__STATED TASK__. Copy out every record below exactly as written, but leave out any pictures.
--- begin PROVIDED RECORDS ---
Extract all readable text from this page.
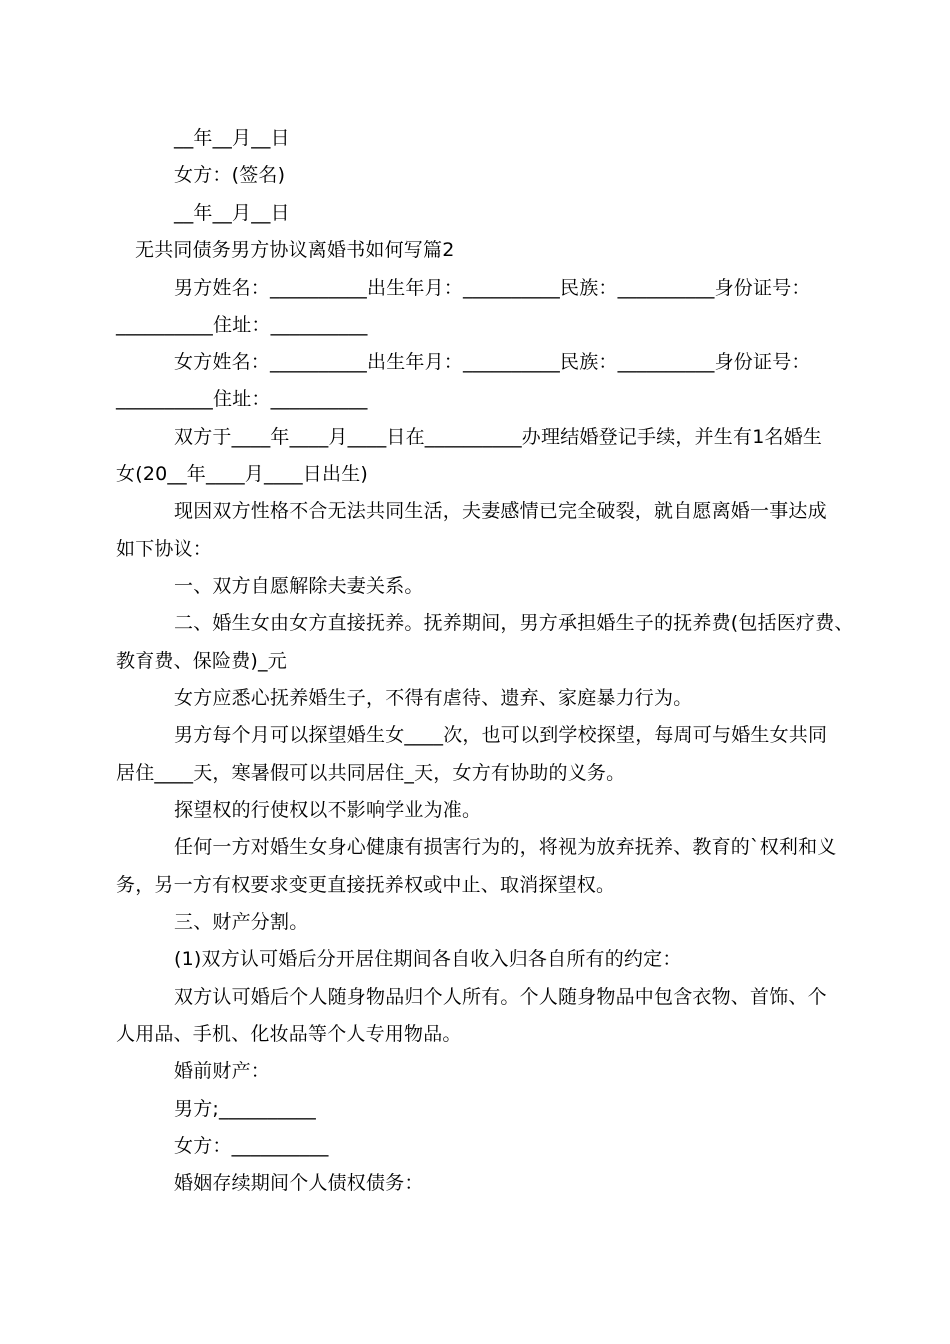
__年__月__日
女方：(签名)
__年__月__日
无共同债务男方协议离婚书如何写篇2
男方姓名：__________出生年月：__________民族：__________身份证号：
__________住址：__________
女方姓名：__________出生年月：__________民族：__________身份证号：
__________住址：__________
双方于____年____月____日在__________办理结婚登记手续，并生有1名婚生
女(20__年____月____日出生)
现因双方性格不合无法共同生活，夫妻感情已完全破裂，就自愿离婚一事达成
如下协议：
一、双方自愿解除夫妻关系。
二、婚生女由女方直接抚养。抚养期间，男方承担婚生子的抚养费(包括医疗费、
教育费、保险费)_元
女方应悉心抚养婚生子，不得有虐待、遗弃、家庭暴力行为。
男方每个月可以探望婚生女____次，也可以到学校探望，每周可与婚生女共同
居住____天，寒暑假可以共同居住_天，女方有协助的义务。
探望权的行使权以不影响学业为准。
任何一方对婚生女身心健康有损害行为的，将视为放弃抚养、教育的`权利和义
务，另一方有权要求变更直接抚养权或中止、取消探望权。
三、财产分割。
(1)双方认可婚后分开居住期间各自收入归各自所有的约定：
双方认可婚后个人随身物品归个人所有。个人随身物品中包含衣物、首饰、个
人用品、手机、化妆品等个人专用物品。
婚前财产：
男方;__________
女方：__________
婚姻存续期间个人债权债务：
--- end PROVIDED RECORDS ---
__WRITTEN ANSWER__.
Extract all readable text from this page.
__年__月__日
女方：(签名)
__年__月__日
无共同债务男方协议离婚书如何写篇2
男方姓名：__________出生年月：__________民族：__________身份证号：
__________住址：__________
女方姓名：__________出生年月：__________民族：__________身份证号：
__________住址：__________
双方于____年____月____日在__________办理结婚登记手续，并生有1名婚生
女(20__年____月____日出生)
现因双方性格不合无法共同生活，夫妻感情已完全破裂，就自愿离婚一事达成
如下协议：
一、双方自愿解除夫妻关系。
二、婚生女由女方直接抚养。抚养期间，男方承担婚生子的抚养费(包括医疗费、
教育费、保险费)_元
女方应悉心抚养婚生子，不得有虐待、遗弃、家庭暴力行为。
男方每个月可以探望婚生女____次，也可以到学校探望，每周可与婚生女共同
居住____天，寒暑假可以共同居住_天，女方有协助的义务。
探望权的行使权以不影响学业为准。
任何一方对婚生女身心健康有损害行为的，将视为放弃抚养、教育的`权利和义
务，另一方有权要求变更直接抚养权或中止、取消探望权。
三、财产分割。
(1)双方认可婚后分开居住期间各自收入归各自所有的约定：
双方认可婚后个人随身物品归个人所有。个人随身物品中包含衣物、首饰、个
人用品、手机、化妆品等个人专用物品。
婚前财产：
男方;__________
女方：__________
婚姻存续期间个人债权债务：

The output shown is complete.